** START OF GIVEN DATA **
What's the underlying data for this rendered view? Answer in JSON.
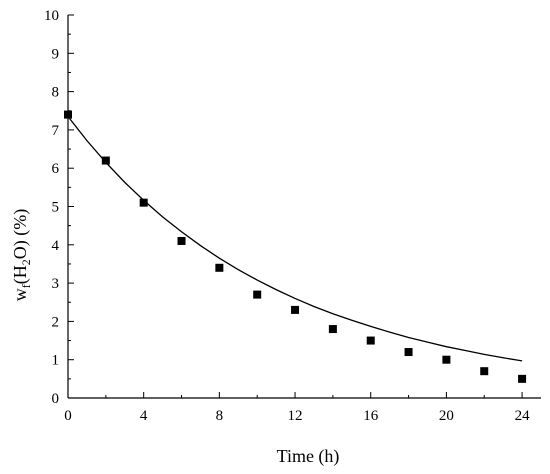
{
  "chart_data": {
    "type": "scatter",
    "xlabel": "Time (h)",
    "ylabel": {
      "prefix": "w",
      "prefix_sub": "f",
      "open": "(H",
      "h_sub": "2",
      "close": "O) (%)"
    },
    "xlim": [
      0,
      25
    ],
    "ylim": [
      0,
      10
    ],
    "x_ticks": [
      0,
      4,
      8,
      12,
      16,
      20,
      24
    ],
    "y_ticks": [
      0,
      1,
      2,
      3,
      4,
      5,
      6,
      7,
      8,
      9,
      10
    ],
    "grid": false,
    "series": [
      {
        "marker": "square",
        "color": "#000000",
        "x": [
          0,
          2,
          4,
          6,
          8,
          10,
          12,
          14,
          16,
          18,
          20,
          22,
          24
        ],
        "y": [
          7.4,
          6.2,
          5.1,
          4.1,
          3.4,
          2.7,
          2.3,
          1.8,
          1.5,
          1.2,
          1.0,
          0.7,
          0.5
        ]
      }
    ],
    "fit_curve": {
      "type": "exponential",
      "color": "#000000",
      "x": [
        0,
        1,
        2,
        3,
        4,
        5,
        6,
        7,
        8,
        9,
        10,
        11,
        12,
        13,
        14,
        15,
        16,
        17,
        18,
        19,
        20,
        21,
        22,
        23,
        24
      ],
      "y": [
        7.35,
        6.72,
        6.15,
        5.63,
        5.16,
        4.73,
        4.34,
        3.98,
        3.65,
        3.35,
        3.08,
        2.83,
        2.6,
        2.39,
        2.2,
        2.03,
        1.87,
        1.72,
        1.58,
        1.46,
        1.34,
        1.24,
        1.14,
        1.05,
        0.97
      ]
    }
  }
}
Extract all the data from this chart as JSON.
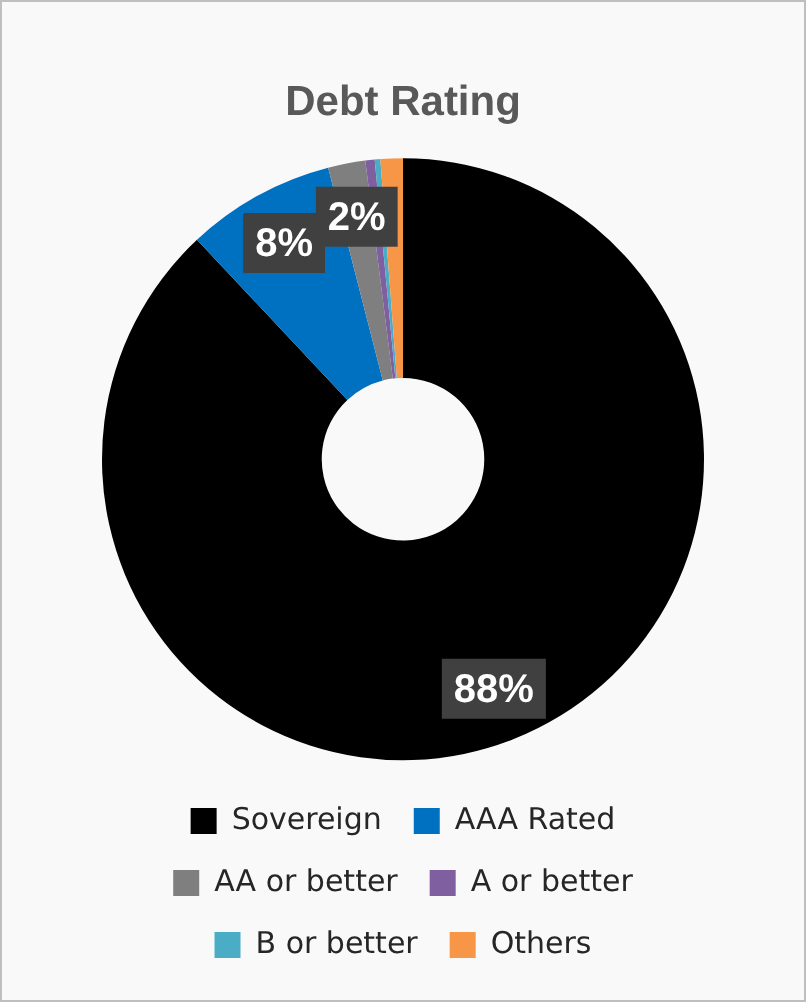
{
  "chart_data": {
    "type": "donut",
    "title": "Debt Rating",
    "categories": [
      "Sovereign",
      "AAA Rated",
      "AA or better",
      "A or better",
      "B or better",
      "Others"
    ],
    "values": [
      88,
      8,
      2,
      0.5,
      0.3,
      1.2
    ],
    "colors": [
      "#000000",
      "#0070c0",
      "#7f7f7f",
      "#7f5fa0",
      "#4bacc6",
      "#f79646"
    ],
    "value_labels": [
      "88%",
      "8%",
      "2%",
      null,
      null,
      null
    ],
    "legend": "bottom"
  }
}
** END OF GIVEN DATA **
** START OF GIVEN DATA **
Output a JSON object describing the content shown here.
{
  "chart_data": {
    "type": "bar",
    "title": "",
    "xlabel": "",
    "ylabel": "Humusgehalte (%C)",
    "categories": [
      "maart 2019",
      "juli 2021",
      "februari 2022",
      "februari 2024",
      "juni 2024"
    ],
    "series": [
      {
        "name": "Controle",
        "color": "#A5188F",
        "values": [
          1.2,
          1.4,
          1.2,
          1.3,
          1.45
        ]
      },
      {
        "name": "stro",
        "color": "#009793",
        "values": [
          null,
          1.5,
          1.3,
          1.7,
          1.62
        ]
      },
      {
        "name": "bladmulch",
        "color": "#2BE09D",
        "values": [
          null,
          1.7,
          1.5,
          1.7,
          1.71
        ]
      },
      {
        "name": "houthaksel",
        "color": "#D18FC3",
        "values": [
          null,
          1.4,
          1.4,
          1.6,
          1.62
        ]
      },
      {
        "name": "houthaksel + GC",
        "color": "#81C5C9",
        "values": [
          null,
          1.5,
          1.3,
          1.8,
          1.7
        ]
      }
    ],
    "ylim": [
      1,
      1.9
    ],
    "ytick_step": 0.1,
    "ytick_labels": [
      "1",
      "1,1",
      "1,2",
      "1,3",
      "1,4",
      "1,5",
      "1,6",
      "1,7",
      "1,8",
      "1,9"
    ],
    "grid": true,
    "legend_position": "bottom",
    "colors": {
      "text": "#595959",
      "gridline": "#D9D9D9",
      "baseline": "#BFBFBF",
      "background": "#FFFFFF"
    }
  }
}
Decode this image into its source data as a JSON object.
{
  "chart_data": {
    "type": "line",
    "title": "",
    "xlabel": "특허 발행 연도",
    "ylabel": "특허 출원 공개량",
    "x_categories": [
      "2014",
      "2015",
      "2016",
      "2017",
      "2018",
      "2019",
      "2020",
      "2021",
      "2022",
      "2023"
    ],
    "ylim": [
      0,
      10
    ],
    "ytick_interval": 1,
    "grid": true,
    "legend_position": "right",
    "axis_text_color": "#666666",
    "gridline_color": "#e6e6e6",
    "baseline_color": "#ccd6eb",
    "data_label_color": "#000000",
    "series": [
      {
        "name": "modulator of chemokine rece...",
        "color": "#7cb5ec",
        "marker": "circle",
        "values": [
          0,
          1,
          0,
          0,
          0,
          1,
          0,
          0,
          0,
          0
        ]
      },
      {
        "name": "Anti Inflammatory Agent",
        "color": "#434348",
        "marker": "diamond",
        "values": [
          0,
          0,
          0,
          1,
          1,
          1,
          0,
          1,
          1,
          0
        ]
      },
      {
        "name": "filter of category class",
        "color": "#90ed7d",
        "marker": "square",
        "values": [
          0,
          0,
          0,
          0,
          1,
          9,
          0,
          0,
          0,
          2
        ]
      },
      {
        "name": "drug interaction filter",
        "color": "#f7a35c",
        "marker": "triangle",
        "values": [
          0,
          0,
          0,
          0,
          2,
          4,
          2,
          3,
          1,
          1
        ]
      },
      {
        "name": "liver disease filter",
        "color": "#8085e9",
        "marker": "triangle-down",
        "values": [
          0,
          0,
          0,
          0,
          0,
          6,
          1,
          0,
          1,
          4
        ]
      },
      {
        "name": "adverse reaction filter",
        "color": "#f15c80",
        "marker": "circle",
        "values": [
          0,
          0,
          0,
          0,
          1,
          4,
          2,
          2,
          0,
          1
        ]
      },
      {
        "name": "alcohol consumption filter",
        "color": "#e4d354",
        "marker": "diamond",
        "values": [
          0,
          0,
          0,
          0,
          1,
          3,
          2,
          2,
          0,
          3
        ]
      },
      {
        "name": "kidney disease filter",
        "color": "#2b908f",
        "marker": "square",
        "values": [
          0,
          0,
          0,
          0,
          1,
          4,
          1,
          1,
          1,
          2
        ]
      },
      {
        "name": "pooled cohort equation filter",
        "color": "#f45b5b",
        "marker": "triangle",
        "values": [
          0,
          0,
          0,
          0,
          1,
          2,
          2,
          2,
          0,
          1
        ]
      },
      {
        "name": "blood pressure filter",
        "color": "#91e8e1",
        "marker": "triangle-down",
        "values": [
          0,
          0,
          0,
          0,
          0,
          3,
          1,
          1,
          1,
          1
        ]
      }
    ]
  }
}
** END OF GIVEN DATA **
** START OF GIVEN DATA **
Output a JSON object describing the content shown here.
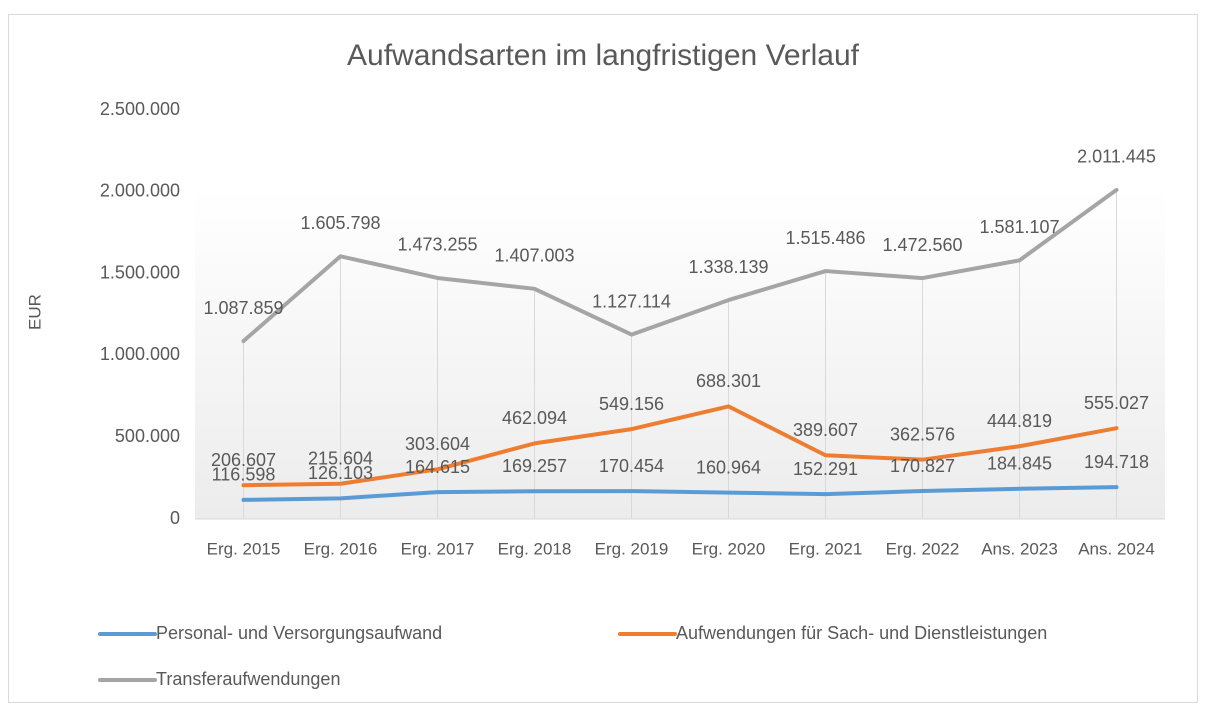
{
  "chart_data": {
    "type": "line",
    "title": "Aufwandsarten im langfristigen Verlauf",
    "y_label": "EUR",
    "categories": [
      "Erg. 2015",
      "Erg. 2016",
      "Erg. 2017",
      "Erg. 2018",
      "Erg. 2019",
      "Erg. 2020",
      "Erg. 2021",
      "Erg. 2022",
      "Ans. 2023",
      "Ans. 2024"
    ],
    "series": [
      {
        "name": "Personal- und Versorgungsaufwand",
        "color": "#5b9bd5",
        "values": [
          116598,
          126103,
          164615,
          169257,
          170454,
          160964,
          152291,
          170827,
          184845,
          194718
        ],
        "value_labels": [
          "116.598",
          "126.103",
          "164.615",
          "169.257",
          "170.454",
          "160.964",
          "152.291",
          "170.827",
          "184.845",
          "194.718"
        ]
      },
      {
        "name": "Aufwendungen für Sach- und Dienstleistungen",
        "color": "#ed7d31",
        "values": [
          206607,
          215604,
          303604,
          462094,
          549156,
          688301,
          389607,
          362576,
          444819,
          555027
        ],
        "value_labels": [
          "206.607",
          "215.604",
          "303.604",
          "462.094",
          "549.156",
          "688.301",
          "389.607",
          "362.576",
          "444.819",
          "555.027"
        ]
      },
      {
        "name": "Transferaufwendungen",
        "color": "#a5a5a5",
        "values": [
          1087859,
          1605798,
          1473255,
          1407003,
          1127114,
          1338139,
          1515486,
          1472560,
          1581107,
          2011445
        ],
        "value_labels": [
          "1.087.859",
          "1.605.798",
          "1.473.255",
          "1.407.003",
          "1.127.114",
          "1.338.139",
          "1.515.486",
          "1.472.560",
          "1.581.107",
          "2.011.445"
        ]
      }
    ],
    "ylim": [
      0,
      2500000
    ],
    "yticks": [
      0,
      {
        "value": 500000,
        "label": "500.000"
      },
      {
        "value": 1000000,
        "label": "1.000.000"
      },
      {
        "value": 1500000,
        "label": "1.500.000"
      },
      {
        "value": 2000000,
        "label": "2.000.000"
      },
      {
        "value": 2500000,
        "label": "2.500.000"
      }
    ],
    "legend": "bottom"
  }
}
** END OF GIVEN DATA **
(EXERCISE TASK)
Look above for lines with the word "disease" and copy them all.

(COMPLETE OUTPUT)
        "name": "liver disease filter",
        "name": "kidney disease filter",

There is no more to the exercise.